YOUR GOAL
Your task is to restate the data word for word.

AVAILABLE RECORDS

==================================================

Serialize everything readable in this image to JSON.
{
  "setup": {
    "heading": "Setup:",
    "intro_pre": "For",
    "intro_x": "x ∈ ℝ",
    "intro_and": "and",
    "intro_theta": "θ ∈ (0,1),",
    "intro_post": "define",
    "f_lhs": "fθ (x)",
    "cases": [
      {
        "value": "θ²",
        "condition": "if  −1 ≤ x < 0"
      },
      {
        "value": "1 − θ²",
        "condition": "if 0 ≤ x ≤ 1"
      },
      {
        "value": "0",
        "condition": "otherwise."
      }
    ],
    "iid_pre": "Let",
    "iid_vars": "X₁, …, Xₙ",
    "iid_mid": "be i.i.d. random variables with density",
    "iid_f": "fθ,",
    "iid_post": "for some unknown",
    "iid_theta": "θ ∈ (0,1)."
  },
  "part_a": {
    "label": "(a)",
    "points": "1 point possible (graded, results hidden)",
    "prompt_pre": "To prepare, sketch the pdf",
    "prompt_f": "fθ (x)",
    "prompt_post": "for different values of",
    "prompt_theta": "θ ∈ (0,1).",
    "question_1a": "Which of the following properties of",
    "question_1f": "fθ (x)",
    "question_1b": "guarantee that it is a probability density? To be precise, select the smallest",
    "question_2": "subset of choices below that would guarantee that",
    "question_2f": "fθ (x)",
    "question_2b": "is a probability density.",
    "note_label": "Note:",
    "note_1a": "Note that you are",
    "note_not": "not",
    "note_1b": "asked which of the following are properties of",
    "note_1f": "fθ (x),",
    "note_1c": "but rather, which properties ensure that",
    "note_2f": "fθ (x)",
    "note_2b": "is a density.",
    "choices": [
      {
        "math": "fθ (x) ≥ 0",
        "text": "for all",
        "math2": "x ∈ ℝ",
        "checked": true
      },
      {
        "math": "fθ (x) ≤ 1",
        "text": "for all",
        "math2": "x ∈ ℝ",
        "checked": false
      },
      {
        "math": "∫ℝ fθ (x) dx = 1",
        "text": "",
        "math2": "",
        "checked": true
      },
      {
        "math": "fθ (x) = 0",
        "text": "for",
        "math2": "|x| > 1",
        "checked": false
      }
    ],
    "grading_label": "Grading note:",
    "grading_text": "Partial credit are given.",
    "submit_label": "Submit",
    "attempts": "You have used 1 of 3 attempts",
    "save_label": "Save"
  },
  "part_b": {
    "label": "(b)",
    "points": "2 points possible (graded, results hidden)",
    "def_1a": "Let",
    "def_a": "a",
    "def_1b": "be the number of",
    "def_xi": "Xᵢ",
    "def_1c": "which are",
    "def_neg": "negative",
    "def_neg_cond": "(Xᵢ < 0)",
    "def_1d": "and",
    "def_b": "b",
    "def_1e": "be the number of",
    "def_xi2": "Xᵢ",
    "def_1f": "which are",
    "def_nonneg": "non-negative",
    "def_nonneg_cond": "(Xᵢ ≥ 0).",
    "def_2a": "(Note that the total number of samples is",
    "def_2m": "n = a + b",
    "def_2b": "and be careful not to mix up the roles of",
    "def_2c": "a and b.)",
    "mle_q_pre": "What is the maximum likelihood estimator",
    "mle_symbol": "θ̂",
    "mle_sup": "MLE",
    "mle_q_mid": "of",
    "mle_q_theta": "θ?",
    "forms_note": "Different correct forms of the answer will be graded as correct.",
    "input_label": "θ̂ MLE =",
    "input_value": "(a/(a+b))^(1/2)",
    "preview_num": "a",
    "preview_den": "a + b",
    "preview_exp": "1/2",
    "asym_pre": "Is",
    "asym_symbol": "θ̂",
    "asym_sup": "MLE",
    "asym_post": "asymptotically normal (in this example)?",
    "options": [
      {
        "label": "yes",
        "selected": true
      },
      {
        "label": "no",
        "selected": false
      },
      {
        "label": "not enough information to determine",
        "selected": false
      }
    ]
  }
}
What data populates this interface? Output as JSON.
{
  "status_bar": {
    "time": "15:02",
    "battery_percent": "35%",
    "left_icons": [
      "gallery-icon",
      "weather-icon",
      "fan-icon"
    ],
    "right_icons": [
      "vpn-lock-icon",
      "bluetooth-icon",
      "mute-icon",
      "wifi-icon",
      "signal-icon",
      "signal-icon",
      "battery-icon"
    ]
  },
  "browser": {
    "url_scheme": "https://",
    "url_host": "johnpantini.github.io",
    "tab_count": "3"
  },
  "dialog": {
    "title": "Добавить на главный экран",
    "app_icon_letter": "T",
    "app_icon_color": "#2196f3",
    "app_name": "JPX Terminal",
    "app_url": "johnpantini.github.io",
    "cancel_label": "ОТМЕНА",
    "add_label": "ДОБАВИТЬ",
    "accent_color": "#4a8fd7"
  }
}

==================================================

OUTPUT FOR THIS EXERCISE
Serialize everything readable in this image to JSON.
{
  "setup": {
    "heading": "Setup:",
    "intro_pre": "For",
    "intro_x": "x ∈ ℝ",
    "intro_and": "and",
    "intro_theta": "θ ∈ (0,1),",
    "intro_post": "define",
    "f_lhs": "fθ (x)",
    "cases": [
      {
        "value": "θ²",
        "condition": "if  −1 ≤ x < 0"
      },
      {
        "value": "1 − θ²",
        "condition": "if 0 ≤ x ≤ 1"
      },
      {
        "value": "0",
        "condition": "otherwise."
      }
    ],
    "iid_pre": "Let",
    "iid_vars": "X₁, …, Xₙ",
    "iid_mid": "be i.i.d. random variables with density",
    "iid_f": "fθ,",
    "iid_post": "for some unknown",
    "iid_theta": "θ ∈ (0,1)."
  },
  "part_a": {
    "label": "(a)",
    "points": "1 point possible (graded, results hidden)",
    "prompt_pre": "To prepare, sketch the pdf",
    "prompt_f": "fθ (x)",
    "prompt_post": "for different values of",
    "prompt_theta": "θ ∈ (0,1).",
    "question_1a": "Which of the following properties of",
    "question_1f": "fθ (x)",
    "question_1b": "guarantee that it is a probability density? To be precise, select the smallest",
    "question_2": "subset of choices below that would guarantee that",
    "question_2f": "fθ (x)",
    "question_2b": "is a probability density.",
    "note_label": "Note:",
    "note_1a": "Note that you are",
    "note_not": "not",
    "note_1b": "asked which of the following are properties of",
    "note_1f": "fθ (x),",
    "note_1c": "but rather, which properties ensure that",
    "note_2f": "fθ (x)",
    "note_2b": "is a density.",
    "choices": [
      {
        "math": "fθ (x) ≥ 0",
        "text": "for all",
        "math2": "x ∈ ℝ",
        "checked": true
      },
      {
        "math": "fθ (x) ≤ 1",
        "text": "for all",
        "math2": "x ∈ ℝ",
        "checked": false
      },
      {
        "math": "∫ℝ fθ (x) dx = 1",
        "text": "",
        "math2": "",
        "checked": true
      },
      {
        "math": "fθ (x) = 0",
        "text": "for",
        "math2": "|x| > 1",
        "checked": false
      }
    ],
    "grading_label": "Grading note:",
    "grading_text": "Partial credit are given.",
    "submit_label": "Submit",
    "attempts": "You have used 1 of 3 attempts",
    "save_label": "Save"
  },
  "part_b": {
    "label": "(b)",
    "points": "2 points possible (graded, results hidden)",
    "def_1a": "Let",
    "def_a": "a",
    "def_1b": "be the number of",
    "def_xi": "Xᵢ",
    "def_1c": "which are",
    "def_neg": "negative",
    "def_neg_cond": "(Xᵢ < 0)",
    "def_1d": "and",
    "def_b": "b",
    "def_1e": "be the number of",
    "def_xi2": "Xᵢ",
    "def_1f": "which are",
    "def_nonneg": "non-negative",
    "def_nonneg_cond": "(Xᵢ ≥ 0).",
    "def_2a": "(Note that the total number of samples is",
    "def_2m": "n = a + b",
    "def_2b": "and be careful not to mix up the roles of",
    "def_2c": "a and b.)",
    "mle_q_pre": "What is the maximum likelihood estimator",
    "mle_symbol": "θ̂",
    "mle_sup": "MLE",
    "mle_q_mid": "of",
    "mle_q_theta": "θ?",
    "forms_note": "Different correct forms of the answer will be graded as correct.",
    "input_label": "θ̂ MLE =",
    "input_value": "(a/(a+b))^(1/2)",
    "preview_num": "a",
    "preview_den": "a + b",
    "preview_exp": "1/2",
    "asym_pre": "Is",
    "asym_symbol": "θ̂",
    "asym_sup": "MLE",
    "asym_post": "asymptotically normal (in this example)?",
    "options": [
      {
        "label": "yes",
        "selected": true
      },
      {
        "label": "no",
        "selected": false
      },
      {
        "label": "not enough information to determine",
        "selected": false
      }
    ]
  }
}
What data populates this interface? Output as JSON.
{
  "status_bar": {
    "time": "15:02",
    "battery_percent": "35%",
    "left_icons": [
      "gallery-icon",
      "weather-icon",
      "fan-icon"
    ],
    "right_icons": [
      "vpn-lock-icon",
      "bluetooth-icon",
      "mute-icon",
      "wifi-icon",
      "signal-icon",
      "signal-icon",
      "battery-icon"
    ]
  },
  "browser": {
    "url_scheme": "https://",
    "url_host": "johnpantini.github.io",
    "tab_count": "3"
  },
  "dialog": {
    "title": "Добавить на главный экран",
    "app_icon_letter": "T",
    "app_icon_color": "#2196f3",
    "app_name": "JPX Terminal",
    "app_url": "johnpantini.github.io",
    "cancel_label": "ОТМЕНА",
    "add_label": "ДОБАВИТЬ",
    "accent_color": "#4a8fd7"
  }
}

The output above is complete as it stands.